● PROBLEM TO WORK ON: Using the mortgage statistics article below, decide whether each statement agrees with it. For each one, answer yes or no and quote the deciding words. 1. The value of outstanding mortgage balances with some arrears rose to £14.5 billion. 2. Gross mortgage advances in 2018 Q3 reached their highest level since 2007 Q4. 3. Remortgaging as a proportion of new lending rose on the quarter to 30%.

● GIVEN PASSAGE:
The Bank of England has published its latest mortgage lenders and administrators return (MLAR) is a quarterly statistical release aggregated from data on mortgage lending activities provided by around 340 regulated mortgage lenders and administrators.
The figures show that the value of outstanding mortgage balances with some arrears increased for the first time since 2016 Q2 to £14.5 billion, compared to £14.3 billion in 2018 Q2.
The figures also show that the outstanding value of all residential mortgage loans continued to increase in 2018 Q3 to £1,430 billion, 3.2% higher than a year ago (2017 Q3). The value of gross mortgage advances grew 3.7% in the year to 2018 Q3, to £73.5 billion. This was the highest level since 2007 Q4.
Remortgaging, as a proportion of new lending, is 2 percentage points higher than a year ago. However, it decreased marginally on the quarter to 30% (Chart 5)
George Robbins, Director of Financial Services at TransUnion (formerly Callcredit) said “Despite ongoing uncertainty around Brexit, the latest figures reveal that new mortgage lending in Q3 was 4.7% higher than a year ago. This increase will come as a surprise to many, as the housing market was widely expected to stall in the latter part of this year in the wake of the final deal for our departure from the EU being agreed. However, this surge will possibly continue as homebuyers aim to secure their new property and complete a move before Brexit day on 29 March next year.”
“Whilst it’s positive that the political uncertainty of the protracted negotiations hasn’t impacted the housing market – and in fact overall gross mortgage lending is at its highest since 2007 – it’s important to note that there is an increase in the proportion of high loan-to-income lending, as well as lending where the loan-to-value exceeds 90%. Lenders need to be exercising caution here and ensuring that they are conducting thorough affordability assessments and that these customers, who would be less cushioned in the event of a downturn, are not overstretching themselves.”
Mark Pilling, Spicerhaart Corporate Sales managing director, said “The latest mortgage lenders and administrators statistics reveal that the value of outstanding mortgage balances with some arrears increased for the first time since 2016 Q2 to £14.5 billion.”
“With the recent rate rises, I had predicted we would start to see arrears rise again, and I fear this could be the start of a more permanent shift. Consumers racked up a record £17.1billion of credit card debt in October, 11.6% higher than a year earlier, and October is not usually a month associated with big spending. Since those stats, we have had a record spending day on Black Friday, most of which was online so likely to be spent on cards, and we have Christmas coming up – traditionally a time when many families overstretch themselves in terms of spending.

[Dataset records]
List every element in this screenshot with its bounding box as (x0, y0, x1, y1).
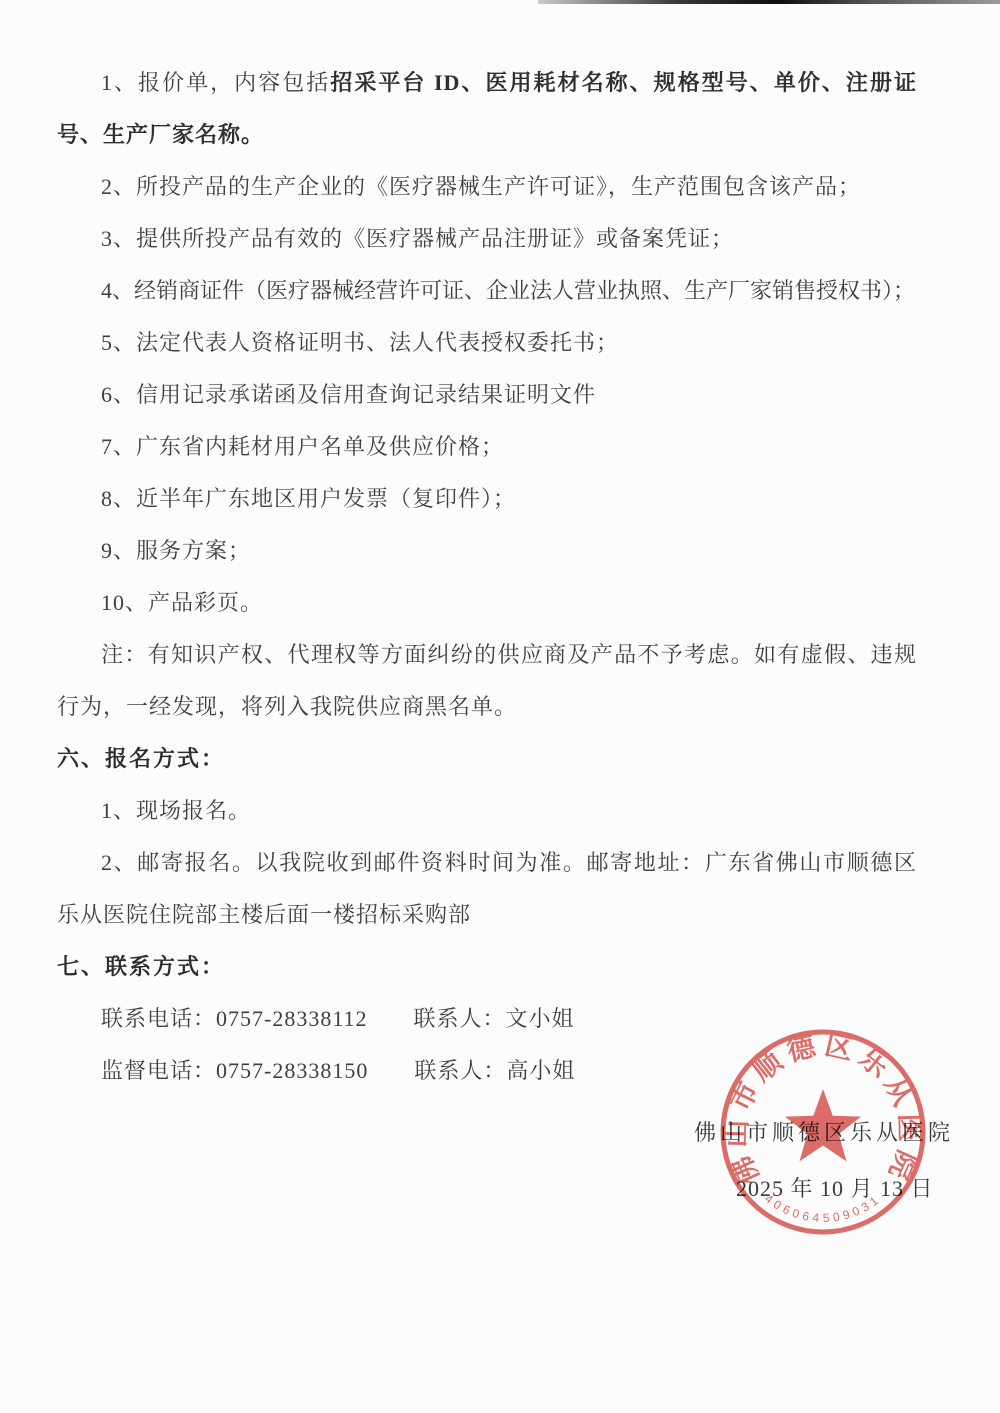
seal-star-icon (785, 1089, 861, 1161)
requirement-item-7: 7、广东省内耗材用户名单及供应价格； (57, 421, 917, 473)
requirement-item-10: 10、产品彩页。 (57, 577, 917, 629)
phone-label: 监督电话： (101, 1058, 216, 1083)
signup-item-mail: 2、邮寄报名。以我院收到邮件资料时间为准。邮寄地址：广东省佛山市顺德区乐从医院住… (57, 837, 917, 941)
requirement-item-2: 2、所投产品的生产企业的《医疗器械生产许可证》，生产范围包含该产品； (57, 161, 917, 213)
scan-artifact-line (538, 0, 1000, 4)
requirement-item-5: 5、法定代表人资格证明书、法人代表授权委托书； (57, 317, 917, 369)
requirement-item-6: 6、信用记录承诺函及信用查询记录结果证明文件 (57, 369, 917, 421)
requirement-item-9: 9、服务方案； (57, 525, 917, 577)
contact-person-label: 联系人： (414, 1058, 506, 1083)
phone-number: 0757-28338112 (216, 1006, 368, 1031)
document-body: 1、报价单，内容包括招采平台 ID、医用耗材名称、规格型号、单价、注册证号、生产… (57, 57, 917, 1097)
requirement-item-4: 4、经销商证件（医疗器械经营许可证、企业法人营业执照、生产厂家销售授权书）； (57, 265, 917, 317)
phone-label: 联系电话： (101, 1006, 216, 1031)
note-paragraph: 注：有知识产权、代理权等方面纠纷的供应商及产品不予考虑。如有虚假、违规行为，一经… (57, 629, 917, 733)
section-heading-contact: 七、联系方式： (57, 941, 917, 993)
phone-number: 0757-28338150 (216, 1058, 368, 1083)
contact-person-label: 联系人： (414, 1006, 506, 1031)
contact-person: 文小姐 (506, 1006, 575, 1031)
requirement-item-1: 1、报价单，内容包括招采平台 ID、医用耗材名称、规格型号、单价、注册证号、生产… (57, 57, 917, 161)
requirement-item-1-regular: 1、报价单，内容包括 (101, 70, 330, 95)
contact-person: 高小姐 (506, 1058, 575, 1083)
requirement-item-8: 8、近半年广东地区用户发票（复印件）； (57, 473, 917, 525)
section-heading-signup: 六、报名方式： (57, 733, 917, 785)
requirement-item-3: 3、提供所投产品有效的《医疗器械产品注册证》或备案凭证； (57, 213, 917, 265)
document-page: 1、报价单，内容包括招采平台 ID、医用耗材名称、规格型号、单价、注册证号、生产… (0, 0, 1000, 1413)
hospital-seal: 佛山市顺德区乐从医院 406064509031 (714, 1023, 932, 1241)
signup-item-onsite: 1、现场报名。 (57, 785, 917, 837)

● TASK ANSWER:
1. Yes: "the value of outstanding mortgage balances with some arrears increased for the first time since 2016 Q2 to £14.5 billion"
2. Yes: "This was the highest level since 2007 Q4."
3. No: "it decreased marginally on the quarter to 30%"